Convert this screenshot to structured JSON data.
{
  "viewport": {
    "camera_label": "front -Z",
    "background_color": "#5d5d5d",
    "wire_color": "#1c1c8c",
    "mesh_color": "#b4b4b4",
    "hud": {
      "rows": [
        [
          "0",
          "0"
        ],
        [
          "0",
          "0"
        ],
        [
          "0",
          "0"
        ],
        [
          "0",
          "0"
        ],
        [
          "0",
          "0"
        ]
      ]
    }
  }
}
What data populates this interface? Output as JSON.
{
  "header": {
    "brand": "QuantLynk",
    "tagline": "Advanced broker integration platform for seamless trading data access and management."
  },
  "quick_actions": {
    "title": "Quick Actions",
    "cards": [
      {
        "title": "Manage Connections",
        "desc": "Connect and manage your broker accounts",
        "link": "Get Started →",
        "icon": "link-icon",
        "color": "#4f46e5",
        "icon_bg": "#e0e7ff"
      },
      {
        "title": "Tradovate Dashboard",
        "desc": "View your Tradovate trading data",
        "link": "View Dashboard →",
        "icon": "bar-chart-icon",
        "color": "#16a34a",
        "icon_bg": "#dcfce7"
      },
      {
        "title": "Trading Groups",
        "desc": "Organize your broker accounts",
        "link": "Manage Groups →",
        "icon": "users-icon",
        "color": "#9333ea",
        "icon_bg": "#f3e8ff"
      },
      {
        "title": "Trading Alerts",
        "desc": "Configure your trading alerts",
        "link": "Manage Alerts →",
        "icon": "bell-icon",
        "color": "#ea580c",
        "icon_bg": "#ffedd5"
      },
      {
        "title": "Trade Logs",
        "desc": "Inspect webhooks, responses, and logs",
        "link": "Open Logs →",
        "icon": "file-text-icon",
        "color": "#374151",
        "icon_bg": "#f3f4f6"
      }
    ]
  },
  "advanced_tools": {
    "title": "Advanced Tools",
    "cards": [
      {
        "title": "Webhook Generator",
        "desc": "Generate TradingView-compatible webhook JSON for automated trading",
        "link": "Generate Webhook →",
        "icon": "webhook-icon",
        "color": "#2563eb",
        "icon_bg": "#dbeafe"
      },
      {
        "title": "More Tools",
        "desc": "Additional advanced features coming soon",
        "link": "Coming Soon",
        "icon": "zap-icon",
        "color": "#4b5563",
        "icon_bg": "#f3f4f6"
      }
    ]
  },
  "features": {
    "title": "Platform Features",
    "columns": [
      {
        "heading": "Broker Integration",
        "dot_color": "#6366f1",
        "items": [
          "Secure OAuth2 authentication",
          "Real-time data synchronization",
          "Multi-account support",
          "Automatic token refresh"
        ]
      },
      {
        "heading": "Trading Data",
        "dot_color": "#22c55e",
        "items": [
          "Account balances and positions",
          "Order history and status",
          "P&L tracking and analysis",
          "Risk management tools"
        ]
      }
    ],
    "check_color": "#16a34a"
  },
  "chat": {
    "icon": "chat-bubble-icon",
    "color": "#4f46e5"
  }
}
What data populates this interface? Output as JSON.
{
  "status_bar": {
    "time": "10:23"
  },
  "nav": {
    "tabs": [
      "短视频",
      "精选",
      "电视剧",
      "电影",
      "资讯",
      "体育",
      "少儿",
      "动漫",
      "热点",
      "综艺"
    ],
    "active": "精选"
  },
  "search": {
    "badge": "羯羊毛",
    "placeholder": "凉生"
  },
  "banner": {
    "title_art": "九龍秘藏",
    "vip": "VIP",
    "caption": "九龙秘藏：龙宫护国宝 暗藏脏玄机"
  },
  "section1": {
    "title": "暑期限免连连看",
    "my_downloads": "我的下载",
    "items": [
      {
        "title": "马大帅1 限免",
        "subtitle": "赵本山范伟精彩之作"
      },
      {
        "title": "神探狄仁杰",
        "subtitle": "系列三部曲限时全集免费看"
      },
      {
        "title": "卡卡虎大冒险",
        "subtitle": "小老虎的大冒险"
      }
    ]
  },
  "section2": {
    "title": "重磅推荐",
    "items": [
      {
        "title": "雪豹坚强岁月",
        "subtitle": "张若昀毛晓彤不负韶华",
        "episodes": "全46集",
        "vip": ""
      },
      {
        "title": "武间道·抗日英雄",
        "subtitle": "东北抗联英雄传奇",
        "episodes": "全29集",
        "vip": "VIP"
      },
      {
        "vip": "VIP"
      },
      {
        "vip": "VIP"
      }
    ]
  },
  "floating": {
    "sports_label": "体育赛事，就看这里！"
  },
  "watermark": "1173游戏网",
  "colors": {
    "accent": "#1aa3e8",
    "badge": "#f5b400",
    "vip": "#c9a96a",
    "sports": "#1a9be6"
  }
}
* * * * *
*Problem to solve*:
In the entries above, find every line with the word "subtitle" and list it.

*Output of the exercise*:
        "subtitle": "赵本山范伟精彩之作"
        "subtitle": "系列三部曲限时全集免费看"
        "subtitle": "小老虎的大冒险"
        "subtitle": "张若昀毛晓彤不负韶华",
        "subtitle": "东北抗联英雄传奇",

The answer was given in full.